● **JOB**: Repeat every record below exactly, omitting any pictures.

(Saved entries)
◇ ◇ ◇ ◇ ◇
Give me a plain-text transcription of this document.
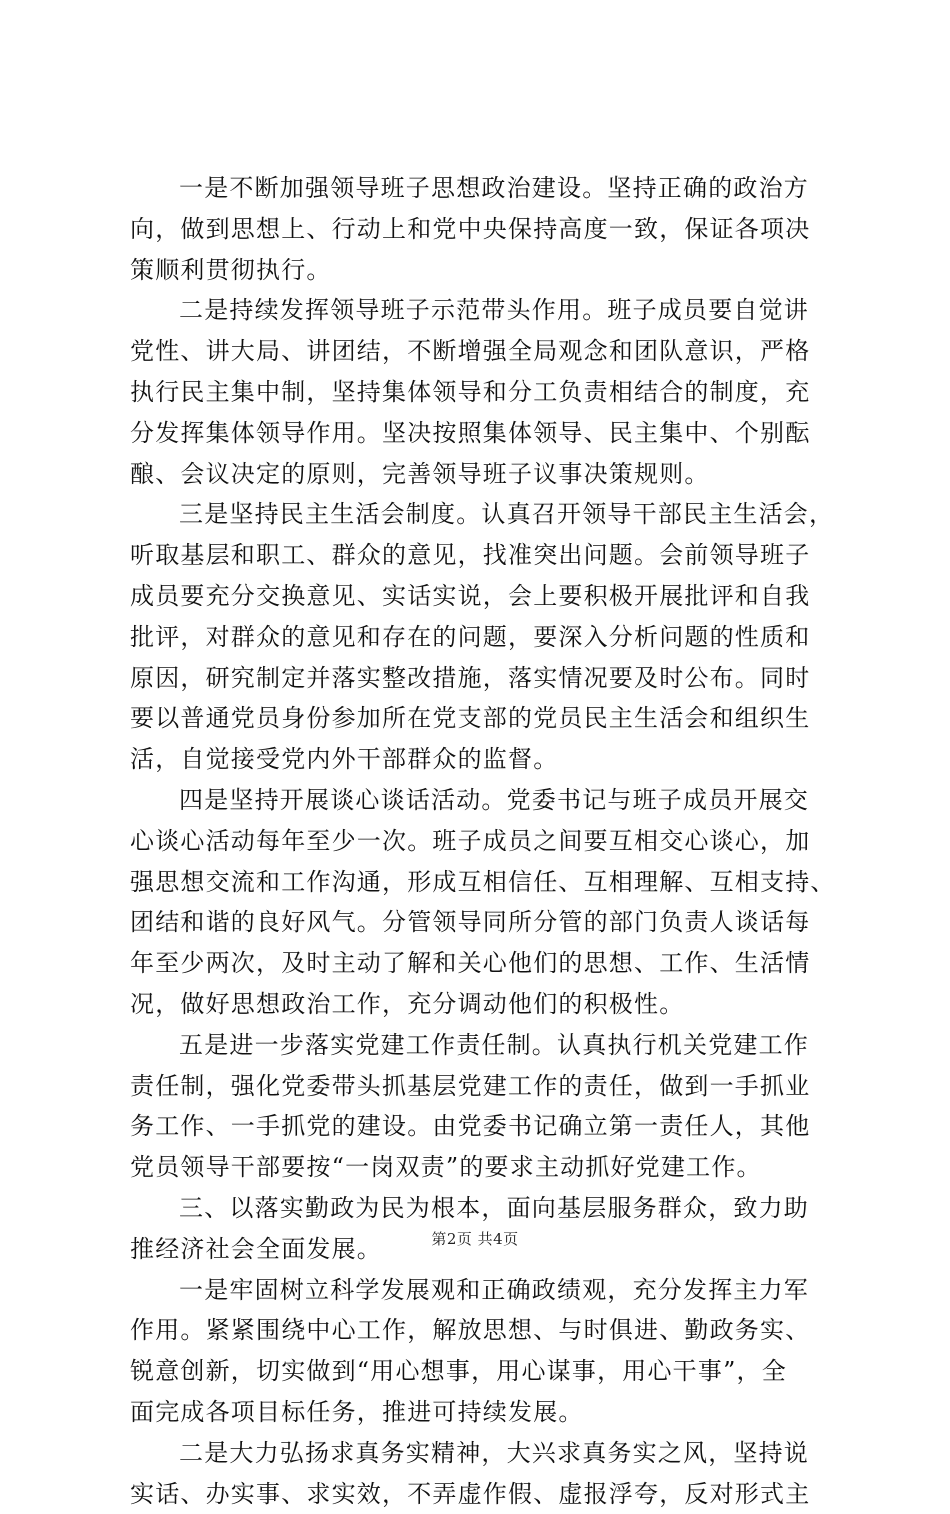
一是不断加强领导班子思想政治建设。坚持正确的政治方
向，做到思想上、行动上和党中央保持高度一致，保证各项决
策顺利贯彻执行。
二是持续发挥领导班子示范带头作用。班子成员要自觉讲
党性、讲大局、讲团结，不断增强全局观念和团队意识，严格
执行民主集中制，坚持集体领导和分工负责相结合的制度，充
分发挥集体领导作用。坚决按照集体领导、民主集中、个别酝
酿、会议决定的原则，完善领导班子议事决策规则。
三是坚持民主生活会制度。认真召开领导干部民主生活会，
听取基层和职工、群众的意见，找准突出问题。会前领导班子
成员要充分交换意见、实话实说，会上要积极开展批评和自我
批评，对群众的意见和存在的问题，要深入分析问题的性质和
原因，研究制定并落实整改措施，落实情况要及时公布。同时
要以普通党员身份参加所在党支部的党员民主生活会和组织生
活，自觉接受党内外干部群众的监督。
四是坚持开展谈心谈话活动。党委书记与班子成员开展交
心谈心活动每年至少一次。班子成员之间要互相交心谈心，加
强思想交流和工作沟通，形成互相信任、互相理解、互相支持、
团结和谐的良好风气。分管领导同所分管的部门负责人谈话每
年至少两次，及时主动了解和关心他们的思想、工作、生活情
况，做好思想政治工作，充分调动他们的积极性。
五是进一步落实党建工作责任制。认真执行机关党建工作
责任制，强化党委带头抓基层党建工作的责任，做到一手抓业
务工作、一手抓党的建设。由党委书记确立第一责任人，其他
党员领导干部要按“一岗双责”的要求主动抓好党建工作。
三、以落实勤政为民为根本，面向基层服务群众，致力助
推经济社会全面发展。
一是牢固树立科学发展观和正确政绩观，充分发挥主力军
作用。紧紧围绕中心工作，解放思想、与时俱进、勤政务实、
锐意创新，切实做到“用心想事，用心谋事，用心干事”，全
面完成各项目标任务，推进可持续发展。
二是大力弘扬求真务实精神，大兴求真务实之风，坚持说
实话、办实事、求实效，不弄虚作假、虚报浮夸，反对形式主
第2页 共4页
◇ ◇ ◇ ◇ ◇
● **FULL SOLUTION**:
Give me a plain-text transcription of this document.
一是不断加强领导班子思想政治建设。坚持正确的政治方
向，做到思想上、行动上和党中央保持高度一致，保证各项决
策顺利贯彻执行。
二是持续发挥领导班子示范带头作用。班子成员要自觉讲
党性、讲大局、讲团结，不断增强全局观念和团队意识，严格
执行民主集中制，坚持集体领导和分工负责相结合的制度，充
分发挥集体领导作用。坚决按照集体领导、民主集中、个别酝
酿、会议决定的原则，完善领导班子议事决策规则。
三是坚持民主生活会制度。认真召开领导干部民主生活会，
听取基层和职工、群众的意见，找准突出问题。会前领导班子
成员要充分交换意见、实话实说，会上要积极开展批评和自我
批评，对群众的意见和存在的问题，要深入分析问题的性质和
原因，研究制定并落实整改措施，落实情况要及时公布。同时
要以普通党员身份参加所在党支部的党员民主生活会和组织生
活，自觉接受党内外干部群众的监督。
四是坚持开展谈心谈话活动。党委书记与班子成员开展交
心谈心活动每年至少一次。班子成员之间要互相交心谈心，加
强思想交流和工作沟通，形成互相信任、互相理解、互相支持、
团结和谐的良好风气。分管领导同所分管的部门负责人谈话每
年至少两次，及时主动了解和关心他们的思想、工作、生活情
况，做好思想政治工作，充分调动他们的积极性。
五是进一步落实党建工作责任制。认真执行机关党建工作
责任制，强化党委带头抓基层党建工作的责任，做到一手抓业
务工作、一手抓党的建设。由党委书记确立第一责任人，其他
党员领导干部要按“一岗双责”的要求主动抓好党建工作。
三、以落实勤政为民为根本，面向基层服务群众，致力助
推经济社会全面发展。
一是牢固树立科学发展观和正确政绩观，充分发挥主力军
作用。紧紧围绕中心工作，解放思想、与时俱进、勤政务实、
锐意创新，切实做到“用心想事，用心谋事，用心干事”，全
面完成各项目标任务，推进可持续发展。
二是大力弘扬求真务实精神，大兴求真务实之风，坚持说
实话、办实事、求实效，不弄虚作假、虚报浮夸，反对形式主
第2页 共4页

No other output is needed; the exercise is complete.